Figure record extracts
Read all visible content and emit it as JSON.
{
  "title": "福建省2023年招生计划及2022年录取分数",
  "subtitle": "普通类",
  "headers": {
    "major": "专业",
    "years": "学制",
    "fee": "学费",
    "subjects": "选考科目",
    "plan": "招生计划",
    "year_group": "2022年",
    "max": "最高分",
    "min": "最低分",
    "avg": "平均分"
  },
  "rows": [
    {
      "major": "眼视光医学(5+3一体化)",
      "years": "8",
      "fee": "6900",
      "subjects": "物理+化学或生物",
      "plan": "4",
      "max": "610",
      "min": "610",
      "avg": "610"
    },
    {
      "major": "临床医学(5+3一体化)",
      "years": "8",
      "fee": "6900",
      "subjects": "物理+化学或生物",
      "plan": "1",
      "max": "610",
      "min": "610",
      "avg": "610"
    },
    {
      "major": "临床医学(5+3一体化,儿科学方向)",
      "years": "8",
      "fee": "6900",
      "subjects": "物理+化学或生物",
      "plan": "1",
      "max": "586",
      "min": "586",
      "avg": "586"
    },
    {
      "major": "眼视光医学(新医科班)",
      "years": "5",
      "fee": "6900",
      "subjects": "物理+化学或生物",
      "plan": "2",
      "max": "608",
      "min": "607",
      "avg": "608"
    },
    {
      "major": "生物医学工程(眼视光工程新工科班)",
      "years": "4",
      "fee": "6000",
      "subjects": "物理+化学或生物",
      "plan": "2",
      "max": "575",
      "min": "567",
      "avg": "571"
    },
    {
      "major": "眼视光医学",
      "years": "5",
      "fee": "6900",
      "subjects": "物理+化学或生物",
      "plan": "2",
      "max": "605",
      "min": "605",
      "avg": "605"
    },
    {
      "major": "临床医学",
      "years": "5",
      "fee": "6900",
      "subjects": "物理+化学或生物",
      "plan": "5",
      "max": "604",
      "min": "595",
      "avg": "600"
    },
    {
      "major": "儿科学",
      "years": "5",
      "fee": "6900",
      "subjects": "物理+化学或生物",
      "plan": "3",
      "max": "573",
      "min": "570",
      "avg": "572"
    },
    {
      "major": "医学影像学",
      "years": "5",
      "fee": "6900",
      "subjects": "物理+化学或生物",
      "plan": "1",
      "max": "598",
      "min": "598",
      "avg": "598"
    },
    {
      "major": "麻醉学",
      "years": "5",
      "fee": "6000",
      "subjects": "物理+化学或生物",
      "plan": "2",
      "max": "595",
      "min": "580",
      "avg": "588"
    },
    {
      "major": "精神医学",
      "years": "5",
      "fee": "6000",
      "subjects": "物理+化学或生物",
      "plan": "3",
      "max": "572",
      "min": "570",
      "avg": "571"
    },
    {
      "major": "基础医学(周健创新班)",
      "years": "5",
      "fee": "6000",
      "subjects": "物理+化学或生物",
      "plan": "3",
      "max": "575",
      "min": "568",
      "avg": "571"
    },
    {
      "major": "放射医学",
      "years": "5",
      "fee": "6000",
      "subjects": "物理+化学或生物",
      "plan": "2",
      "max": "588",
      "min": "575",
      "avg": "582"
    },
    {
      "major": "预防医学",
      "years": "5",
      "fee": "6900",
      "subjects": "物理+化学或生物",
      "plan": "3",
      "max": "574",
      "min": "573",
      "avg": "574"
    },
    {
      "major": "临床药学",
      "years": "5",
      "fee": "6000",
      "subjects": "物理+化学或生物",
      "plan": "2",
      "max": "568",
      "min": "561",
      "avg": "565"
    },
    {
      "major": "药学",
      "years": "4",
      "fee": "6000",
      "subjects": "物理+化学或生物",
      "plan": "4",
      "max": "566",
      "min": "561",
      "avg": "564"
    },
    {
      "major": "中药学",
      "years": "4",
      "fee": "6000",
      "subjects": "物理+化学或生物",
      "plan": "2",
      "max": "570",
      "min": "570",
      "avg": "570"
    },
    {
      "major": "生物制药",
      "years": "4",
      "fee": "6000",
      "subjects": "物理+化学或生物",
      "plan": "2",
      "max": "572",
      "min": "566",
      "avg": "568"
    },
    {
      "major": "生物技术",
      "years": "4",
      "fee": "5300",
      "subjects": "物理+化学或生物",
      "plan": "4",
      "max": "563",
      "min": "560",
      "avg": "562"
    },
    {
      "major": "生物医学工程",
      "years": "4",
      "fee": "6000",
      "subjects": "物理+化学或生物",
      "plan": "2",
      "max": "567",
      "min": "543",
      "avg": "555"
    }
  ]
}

- _Work instructions_:
In the entries above, locate every line with the word "临床医学" and copy it.

- _Final answer_:
      "major": "临床医学(5+3一体化)",
      "major": "临床医学(5+3一体化,儿科学方向)",
      "major": "临床医学",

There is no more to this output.